Goal of the exercise |
Find and copy every line in the records that includes the string "coordinate".

Data entries |
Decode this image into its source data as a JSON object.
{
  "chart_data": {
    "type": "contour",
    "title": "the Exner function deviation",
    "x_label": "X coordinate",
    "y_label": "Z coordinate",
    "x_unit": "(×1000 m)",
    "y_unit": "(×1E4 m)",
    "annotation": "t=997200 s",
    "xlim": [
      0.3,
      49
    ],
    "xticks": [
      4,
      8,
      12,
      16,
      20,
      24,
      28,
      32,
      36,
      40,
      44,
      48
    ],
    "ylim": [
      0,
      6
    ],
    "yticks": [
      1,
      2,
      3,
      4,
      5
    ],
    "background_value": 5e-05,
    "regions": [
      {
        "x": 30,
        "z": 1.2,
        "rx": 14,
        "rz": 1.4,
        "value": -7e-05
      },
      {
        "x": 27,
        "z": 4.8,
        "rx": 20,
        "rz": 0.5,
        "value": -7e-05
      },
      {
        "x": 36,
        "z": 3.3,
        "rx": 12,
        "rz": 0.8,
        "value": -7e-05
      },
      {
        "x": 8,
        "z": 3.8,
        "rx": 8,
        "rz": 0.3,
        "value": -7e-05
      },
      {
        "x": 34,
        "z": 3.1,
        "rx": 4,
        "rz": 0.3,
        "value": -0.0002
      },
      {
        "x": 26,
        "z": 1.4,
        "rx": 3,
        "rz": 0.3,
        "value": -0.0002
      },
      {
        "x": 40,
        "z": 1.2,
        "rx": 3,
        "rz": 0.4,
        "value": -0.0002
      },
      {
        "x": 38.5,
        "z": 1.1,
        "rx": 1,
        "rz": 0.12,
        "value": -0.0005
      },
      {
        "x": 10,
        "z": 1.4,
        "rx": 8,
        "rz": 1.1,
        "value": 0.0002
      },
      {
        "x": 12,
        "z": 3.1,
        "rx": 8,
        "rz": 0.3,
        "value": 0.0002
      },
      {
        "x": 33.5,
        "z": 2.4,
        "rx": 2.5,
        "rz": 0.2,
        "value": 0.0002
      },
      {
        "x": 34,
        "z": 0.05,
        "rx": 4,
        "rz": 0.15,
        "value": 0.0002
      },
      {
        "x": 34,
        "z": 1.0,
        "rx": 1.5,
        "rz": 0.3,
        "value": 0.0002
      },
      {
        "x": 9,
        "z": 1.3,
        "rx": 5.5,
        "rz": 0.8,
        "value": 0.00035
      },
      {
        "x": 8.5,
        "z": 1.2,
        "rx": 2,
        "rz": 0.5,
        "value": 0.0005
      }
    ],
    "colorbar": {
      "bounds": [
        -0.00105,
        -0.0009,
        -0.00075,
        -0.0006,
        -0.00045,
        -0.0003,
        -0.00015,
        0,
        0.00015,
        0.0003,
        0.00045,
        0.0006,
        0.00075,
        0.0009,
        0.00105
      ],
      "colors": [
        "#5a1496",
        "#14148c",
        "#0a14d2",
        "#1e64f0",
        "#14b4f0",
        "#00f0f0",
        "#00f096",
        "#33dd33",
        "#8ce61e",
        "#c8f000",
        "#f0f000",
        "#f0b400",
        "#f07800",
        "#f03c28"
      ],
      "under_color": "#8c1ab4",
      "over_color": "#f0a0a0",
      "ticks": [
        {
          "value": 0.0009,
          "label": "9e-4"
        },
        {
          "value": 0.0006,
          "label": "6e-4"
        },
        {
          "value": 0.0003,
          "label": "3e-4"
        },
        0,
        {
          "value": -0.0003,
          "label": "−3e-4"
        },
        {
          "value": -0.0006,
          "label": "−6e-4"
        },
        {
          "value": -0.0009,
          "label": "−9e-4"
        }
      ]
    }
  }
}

Output for this task |
    "x_label": "X coordinate",
    "y_label": "Z coordinate",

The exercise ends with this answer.